One is Smack Technologies, which on Monday announced that it had secured $32 
million in investor funding to build what they call a “frontier lab for 
national security.”




Andrew Markoff, a former Marine special operator who co-founded Smack, says his 
AI is trained on combat-relevant datasets, not the unspecialized fodder fed to 
Claude, Gemini, and other frontier models.

“There is no training set for World War Three, right?” Markoff said in a call 
with reporters last week. “There's no way to build reinforcement learning…if 
you don't have deep domain expertise and a deep bench of people with domain 
expertise. There is no shortcut around encoding good human prior knowledge, and 
it doesn't exist in doctrinal manuals.”

He called the Venezuela raid a good example of the sort of operation that AI 
could help scale up in a conflict with a more advanced adversary. 

“Multiply it by 100 and scale. You have targets that you want to strike, you 
have sensors that you're trying to allocate on those targets to figure out 
what's going on. And to facilitate the strikes, you have strike platforms and 
escorts that are coming together from all over the world with very detailed 
sequencing requirements; you know, task A has to happen X number of seconds 
before Task B. And all of these are dependent on some, some other thing 
happening at, you know, time X. So, like, all of these things have to come 
together globally, a really tight timeline.”

But Markoff said that’s not the sort of thing that commercial large language 
models are built to do. Models like Claude “have no way to optimize between 
those goals. And it doesn't have the ability to do the detailed time, space 
calculations, [to perform] geospatial reasoning grounded in physics, to make 
the decisions about, literally, which munitions need to be where at what time, 
talking to which sensors at what time. It doesn't have the ability to do that.”

This was echoed by Jason Rathje, a former Air Force acquisitions officer and 
co-founder of the Defense Department’s Office of Strategic Capital who now 
leads the public-sector division at webAI. 

Frontier models like Claude “are built to answer millions of different kinds of 
questions for billions of users. Military organizations often need something 
different, systems tuned for specific operational tasks like logistics 
planning, equipment maintenance, intelligence analysis, or operational decision 
support,” Rathje said.

The limitations related to cloud needs are equally important. “Many of today’s 
frontier models are designed as centralized services for massive commercial 
user bases, requiring the most advanced chipsets and high-capacity data center 
infrastructure available, and consuming enormous amounts of power. That makes 
sense for consumer applications, but military organizations often have very 
different requirements,” he said. “What defense organizations are asking for is 
sovereignty: control over the model, the data, and the infrastructure it runs 
on.”

Smack Technologies is producing two product suites: one to work like the 
well-known generative AI models, but trained on military intelligence and 
operator experience; and the other to work in remote battlefields.

→ **What this exercise asks**:
A: Answer these from the article on military AI:
(i) How much investor funding did Smack Technologies announce?
(ii) In which military branch did Andrew Markoff serve?
(iii) Which division does Jason Rathje lead at webAI?
B: Repeat the article on military AI word for word, between "Smack Technologies is" and "in remote battlefields.", inclusive.
C: Go on with the article on military AI, starting after its last sentence.
The lines after this point aren't needed for any of this.

→ **Available data**:
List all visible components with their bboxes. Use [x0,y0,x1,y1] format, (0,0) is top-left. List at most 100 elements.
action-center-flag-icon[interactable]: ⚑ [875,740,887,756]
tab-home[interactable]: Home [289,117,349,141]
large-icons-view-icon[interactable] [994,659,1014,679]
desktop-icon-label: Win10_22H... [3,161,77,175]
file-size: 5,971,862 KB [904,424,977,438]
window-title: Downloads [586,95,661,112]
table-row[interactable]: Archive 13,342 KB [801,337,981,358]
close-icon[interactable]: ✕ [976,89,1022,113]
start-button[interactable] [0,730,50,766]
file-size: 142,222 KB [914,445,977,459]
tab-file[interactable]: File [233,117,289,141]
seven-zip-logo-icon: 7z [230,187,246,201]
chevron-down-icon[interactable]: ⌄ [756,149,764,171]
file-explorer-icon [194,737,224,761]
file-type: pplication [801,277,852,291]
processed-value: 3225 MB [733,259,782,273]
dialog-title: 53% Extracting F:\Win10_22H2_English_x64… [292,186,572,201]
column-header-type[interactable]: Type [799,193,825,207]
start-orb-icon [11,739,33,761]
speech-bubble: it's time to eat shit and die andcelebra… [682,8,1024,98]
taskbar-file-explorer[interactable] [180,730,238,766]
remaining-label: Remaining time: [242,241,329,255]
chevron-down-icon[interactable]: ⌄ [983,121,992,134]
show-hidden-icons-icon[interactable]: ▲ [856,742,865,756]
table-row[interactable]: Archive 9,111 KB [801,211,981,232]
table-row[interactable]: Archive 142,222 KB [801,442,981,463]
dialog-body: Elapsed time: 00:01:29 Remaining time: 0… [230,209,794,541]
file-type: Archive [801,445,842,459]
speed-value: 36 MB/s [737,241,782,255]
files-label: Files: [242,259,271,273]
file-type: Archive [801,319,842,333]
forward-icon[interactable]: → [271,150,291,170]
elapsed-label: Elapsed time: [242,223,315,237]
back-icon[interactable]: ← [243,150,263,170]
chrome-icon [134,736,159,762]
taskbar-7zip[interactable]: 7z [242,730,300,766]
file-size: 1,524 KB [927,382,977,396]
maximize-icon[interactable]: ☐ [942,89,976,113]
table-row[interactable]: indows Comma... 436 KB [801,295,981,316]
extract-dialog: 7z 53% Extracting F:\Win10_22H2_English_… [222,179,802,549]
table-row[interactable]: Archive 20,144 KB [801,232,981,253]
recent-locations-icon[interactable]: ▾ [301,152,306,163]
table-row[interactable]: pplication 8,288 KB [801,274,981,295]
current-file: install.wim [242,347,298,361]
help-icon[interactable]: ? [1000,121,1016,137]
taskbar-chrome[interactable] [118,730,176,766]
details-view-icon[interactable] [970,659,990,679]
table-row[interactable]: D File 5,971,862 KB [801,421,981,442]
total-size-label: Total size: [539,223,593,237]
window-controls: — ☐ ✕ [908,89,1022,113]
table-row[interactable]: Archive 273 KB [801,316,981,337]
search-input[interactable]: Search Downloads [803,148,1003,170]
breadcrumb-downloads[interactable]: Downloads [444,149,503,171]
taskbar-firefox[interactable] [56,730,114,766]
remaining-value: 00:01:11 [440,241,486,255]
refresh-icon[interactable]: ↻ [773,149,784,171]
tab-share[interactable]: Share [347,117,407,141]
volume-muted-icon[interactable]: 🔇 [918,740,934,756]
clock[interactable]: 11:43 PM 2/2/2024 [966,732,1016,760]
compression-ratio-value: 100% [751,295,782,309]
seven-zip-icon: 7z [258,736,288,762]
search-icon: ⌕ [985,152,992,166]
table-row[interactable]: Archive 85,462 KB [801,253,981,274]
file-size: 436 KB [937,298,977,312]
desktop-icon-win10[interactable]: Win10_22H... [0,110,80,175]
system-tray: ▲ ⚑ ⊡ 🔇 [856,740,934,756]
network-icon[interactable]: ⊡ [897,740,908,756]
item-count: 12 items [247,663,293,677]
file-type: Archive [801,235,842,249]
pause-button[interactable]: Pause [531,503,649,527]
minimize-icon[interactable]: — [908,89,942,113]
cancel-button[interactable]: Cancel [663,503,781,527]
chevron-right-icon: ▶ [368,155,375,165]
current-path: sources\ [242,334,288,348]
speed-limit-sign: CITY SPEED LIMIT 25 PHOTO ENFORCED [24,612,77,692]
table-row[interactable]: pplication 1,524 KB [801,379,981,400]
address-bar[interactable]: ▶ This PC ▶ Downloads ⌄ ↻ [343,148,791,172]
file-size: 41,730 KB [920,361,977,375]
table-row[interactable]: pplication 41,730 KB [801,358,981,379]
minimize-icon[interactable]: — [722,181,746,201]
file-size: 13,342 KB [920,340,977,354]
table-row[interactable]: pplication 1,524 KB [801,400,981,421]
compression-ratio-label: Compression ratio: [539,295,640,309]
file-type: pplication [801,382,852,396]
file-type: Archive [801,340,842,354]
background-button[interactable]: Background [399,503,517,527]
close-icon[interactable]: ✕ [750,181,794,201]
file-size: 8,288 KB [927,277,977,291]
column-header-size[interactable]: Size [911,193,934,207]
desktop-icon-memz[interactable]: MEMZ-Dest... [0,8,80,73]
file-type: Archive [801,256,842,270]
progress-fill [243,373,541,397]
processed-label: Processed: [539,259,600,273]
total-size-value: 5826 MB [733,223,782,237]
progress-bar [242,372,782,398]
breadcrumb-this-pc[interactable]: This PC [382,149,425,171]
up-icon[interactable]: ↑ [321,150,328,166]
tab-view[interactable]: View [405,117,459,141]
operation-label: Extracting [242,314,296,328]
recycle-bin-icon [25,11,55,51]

→ **Outputs for the tasks**:
A:
(i) $32 million
(ii) The Marines
(iii) The public-sector division

B:
Smack Technologies is producing two product suites: one to work like the 
well-known generative AI models, but trained on military intelligence and 
operator experience; and the other to work in remote battlefields.

C:
Sherman Williams, a Navy veteran and founder of AIN Ventures, has invested in a 
number of dual-use and defense-focused startups. He acknowledges that no AI 
startup is going to beat one of the big frontier models in metrics like 
reasoning benchmarks. But “a model that's 85% as capable but runs on a [denied, 
disrupted, intermittent, and limited] network at the tactical edge beats GPT-5 
in a data center you can't reach.”


Even the data centers you can reach are vulnerable, as shown by Iran's 
targeting of an AWS facility in Bahrain. “These data centers are important, but 
they are also vulnerable. Context matters more than benchmarks.”


The new class of DOD-focused AI startups “aren't trying to out-train OpenAI,” 
he said. “They're building the adaptation and deployment stack that makes 
open-source models usable in classified settings. Secure fine-tuning, 
domain-specific models for [intelligence, surveillance, and reconnaissance] and 
[command and control] edge deployment.”

Williams says he’s seeing “strong pull signals from military customers, 
especially SOCOM and INDOPACOM,” which has been extensively using AI at a 
headquarters level for more than a year.




He added that DOD buyers and users want to trust the makers of their AI tools, 
and that bond is easier forged with founders who are familiar with military 
operations.

But just hiring a veteran-developed AI doesn’t solve a broader problem of large 
language models: they speak confidently when they shouldn’t, and they often 
tailor their responses, or even lie, to their users.




Pete Walker, a retired Navy commander and the chief innovation officer at 
defense AI and cybersecurity firm IntelliGenesis, said that the big frontier 
models often provide answers users want to hear.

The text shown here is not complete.